THE TASK. Count every line in the following entries where the word "Forest" appears. Give the count alone.

MATERIALS PROVIDED.
══════════
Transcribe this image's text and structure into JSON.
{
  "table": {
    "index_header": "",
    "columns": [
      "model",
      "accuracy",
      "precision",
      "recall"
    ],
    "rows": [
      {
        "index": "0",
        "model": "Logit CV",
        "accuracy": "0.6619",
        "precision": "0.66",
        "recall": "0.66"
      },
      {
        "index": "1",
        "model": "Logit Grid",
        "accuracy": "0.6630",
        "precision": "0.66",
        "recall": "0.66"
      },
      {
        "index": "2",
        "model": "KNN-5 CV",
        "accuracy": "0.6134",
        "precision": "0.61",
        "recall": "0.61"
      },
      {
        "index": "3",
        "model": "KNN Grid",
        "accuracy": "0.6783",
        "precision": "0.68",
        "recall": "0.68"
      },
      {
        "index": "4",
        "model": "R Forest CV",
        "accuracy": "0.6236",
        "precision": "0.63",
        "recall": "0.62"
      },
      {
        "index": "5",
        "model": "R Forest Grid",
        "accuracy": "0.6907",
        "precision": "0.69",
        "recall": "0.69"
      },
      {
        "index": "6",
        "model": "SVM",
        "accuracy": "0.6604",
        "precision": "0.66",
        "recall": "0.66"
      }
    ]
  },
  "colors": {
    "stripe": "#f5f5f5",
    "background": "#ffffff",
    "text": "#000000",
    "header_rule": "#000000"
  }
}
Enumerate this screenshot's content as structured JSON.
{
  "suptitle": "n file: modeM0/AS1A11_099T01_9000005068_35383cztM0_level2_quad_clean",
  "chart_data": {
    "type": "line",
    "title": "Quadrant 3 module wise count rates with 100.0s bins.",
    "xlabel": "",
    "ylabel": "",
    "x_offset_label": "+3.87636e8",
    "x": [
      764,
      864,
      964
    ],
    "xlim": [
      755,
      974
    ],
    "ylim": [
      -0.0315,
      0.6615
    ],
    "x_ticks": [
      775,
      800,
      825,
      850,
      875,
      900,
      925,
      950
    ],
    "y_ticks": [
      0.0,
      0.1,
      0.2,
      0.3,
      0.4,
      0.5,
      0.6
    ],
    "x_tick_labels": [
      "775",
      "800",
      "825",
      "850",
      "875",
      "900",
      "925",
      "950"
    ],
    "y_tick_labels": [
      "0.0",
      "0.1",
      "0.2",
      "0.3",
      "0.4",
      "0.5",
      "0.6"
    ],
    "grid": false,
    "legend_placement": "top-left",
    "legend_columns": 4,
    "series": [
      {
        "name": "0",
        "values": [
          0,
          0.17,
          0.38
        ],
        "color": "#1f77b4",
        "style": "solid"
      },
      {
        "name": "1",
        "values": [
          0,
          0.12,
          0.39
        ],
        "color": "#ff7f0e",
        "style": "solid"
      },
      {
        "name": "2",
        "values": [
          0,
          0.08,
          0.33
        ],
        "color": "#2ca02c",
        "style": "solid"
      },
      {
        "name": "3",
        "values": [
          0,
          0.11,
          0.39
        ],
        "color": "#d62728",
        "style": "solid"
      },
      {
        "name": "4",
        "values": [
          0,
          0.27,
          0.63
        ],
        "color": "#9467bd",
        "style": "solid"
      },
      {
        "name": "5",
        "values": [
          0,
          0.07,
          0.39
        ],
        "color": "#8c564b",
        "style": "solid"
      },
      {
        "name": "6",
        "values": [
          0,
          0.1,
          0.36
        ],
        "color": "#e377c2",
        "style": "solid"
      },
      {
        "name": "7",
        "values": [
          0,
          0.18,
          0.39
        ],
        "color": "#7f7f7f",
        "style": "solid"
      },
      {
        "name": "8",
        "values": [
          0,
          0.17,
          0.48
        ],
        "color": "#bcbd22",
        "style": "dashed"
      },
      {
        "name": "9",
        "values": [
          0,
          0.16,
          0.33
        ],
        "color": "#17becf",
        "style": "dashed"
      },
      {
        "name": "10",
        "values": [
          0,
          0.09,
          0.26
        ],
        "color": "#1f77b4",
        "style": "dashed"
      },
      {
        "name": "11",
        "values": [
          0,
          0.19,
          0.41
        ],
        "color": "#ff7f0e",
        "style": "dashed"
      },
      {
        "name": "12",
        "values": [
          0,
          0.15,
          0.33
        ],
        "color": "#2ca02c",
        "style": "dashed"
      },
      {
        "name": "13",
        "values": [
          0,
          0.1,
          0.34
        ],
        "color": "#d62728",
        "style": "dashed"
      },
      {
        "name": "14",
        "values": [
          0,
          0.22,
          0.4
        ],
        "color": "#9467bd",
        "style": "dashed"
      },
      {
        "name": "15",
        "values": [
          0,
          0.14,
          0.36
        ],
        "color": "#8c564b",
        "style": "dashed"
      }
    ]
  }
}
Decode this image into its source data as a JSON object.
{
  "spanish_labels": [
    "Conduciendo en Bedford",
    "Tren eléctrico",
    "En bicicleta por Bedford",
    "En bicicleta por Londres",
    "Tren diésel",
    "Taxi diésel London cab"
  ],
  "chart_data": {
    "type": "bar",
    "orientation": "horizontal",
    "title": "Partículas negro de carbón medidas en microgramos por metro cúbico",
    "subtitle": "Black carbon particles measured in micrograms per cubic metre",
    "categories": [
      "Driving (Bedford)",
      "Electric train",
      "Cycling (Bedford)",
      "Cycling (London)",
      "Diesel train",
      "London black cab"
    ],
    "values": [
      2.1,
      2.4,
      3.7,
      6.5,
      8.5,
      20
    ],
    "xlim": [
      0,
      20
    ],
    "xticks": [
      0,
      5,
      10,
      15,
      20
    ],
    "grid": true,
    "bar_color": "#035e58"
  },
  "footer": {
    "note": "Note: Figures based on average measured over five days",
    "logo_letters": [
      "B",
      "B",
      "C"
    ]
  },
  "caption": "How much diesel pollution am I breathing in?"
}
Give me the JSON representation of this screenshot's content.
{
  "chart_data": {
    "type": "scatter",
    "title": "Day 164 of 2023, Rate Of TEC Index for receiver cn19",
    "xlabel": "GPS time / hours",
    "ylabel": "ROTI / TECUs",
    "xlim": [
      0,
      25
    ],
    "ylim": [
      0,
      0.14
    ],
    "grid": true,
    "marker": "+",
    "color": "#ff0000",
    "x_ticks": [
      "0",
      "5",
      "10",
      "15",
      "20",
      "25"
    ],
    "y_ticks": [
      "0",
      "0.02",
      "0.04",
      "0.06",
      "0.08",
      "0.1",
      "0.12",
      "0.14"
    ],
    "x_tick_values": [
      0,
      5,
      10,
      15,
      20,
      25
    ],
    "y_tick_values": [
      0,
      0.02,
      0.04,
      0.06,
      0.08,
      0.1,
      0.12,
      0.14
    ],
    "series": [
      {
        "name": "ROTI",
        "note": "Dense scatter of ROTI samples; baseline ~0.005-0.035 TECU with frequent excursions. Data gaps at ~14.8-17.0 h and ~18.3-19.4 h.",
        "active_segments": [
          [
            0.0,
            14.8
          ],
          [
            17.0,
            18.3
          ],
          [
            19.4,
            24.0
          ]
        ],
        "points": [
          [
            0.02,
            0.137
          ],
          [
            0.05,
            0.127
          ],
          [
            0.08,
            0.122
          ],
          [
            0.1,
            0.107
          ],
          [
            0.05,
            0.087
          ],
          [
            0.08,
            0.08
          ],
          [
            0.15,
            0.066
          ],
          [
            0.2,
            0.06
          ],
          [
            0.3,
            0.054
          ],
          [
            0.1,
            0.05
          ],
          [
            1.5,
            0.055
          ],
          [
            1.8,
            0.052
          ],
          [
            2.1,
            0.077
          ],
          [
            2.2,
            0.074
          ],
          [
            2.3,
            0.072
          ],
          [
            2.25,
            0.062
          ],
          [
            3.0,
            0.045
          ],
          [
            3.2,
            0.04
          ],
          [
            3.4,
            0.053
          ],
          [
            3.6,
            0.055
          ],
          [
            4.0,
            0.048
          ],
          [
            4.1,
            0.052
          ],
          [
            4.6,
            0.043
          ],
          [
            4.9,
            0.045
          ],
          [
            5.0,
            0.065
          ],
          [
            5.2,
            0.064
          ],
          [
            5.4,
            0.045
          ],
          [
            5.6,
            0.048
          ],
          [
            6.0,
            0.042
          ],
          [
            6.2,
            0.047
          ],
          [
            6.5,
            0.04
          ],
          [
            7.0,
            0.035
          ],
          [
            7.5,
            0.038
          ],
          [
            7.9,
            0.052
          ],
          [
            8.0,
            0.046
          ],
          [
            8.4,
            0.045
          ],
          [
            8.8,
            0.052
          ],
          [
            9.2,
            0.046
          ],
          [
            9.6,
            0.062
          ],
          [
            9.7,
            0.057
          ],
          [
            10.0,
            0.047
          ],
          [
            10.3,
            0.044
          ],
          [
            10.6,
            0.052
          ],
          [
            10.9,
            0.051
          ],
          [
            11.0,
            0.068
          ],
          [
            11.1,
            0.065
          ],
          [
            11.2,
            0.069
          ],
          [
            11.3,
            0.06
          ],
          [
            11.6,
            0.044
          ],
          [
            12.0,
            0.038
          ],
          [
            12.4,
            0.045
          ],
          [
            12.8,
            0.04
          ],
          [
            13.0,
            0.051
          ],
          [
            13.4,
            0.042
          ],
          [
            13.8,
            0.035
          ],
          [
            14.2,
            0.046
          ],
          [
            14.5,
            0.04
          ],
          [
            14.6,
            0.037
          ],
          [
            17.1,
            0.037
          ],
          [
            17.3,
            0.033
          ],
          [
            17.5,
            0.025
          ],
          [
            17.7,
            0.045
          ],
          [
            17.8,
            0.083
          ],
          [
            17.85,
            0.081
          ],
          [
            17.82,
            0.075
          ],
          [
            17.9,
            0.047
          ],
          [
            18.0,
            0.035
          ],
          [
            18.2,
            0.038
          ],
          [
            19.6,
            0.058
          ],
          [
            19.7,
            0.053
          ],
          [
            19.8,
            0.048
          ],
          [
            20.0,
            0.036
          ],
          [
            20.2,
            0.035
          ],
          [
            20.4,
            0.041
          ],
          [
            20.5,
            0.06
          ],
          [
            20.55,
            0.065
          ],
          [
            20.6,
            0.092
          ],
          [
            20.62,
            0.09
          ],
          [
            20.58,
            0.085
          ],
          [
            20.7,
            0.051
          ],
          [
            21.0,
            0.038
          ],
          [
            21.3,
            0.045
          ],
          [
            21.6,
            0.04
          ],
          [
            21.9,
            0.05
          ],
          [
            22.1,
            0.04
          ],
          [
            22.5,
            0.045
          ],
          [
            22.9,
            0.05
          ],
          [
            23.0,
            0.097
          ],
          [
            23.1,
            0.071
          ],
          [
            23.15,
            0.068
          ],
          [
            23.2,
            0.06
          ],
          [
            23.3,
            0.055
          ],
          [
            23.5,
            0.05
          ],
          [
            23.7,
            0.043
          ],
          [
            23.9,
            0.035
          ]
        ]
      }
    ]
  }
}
══════════
WRITTEN SOLUTION. 2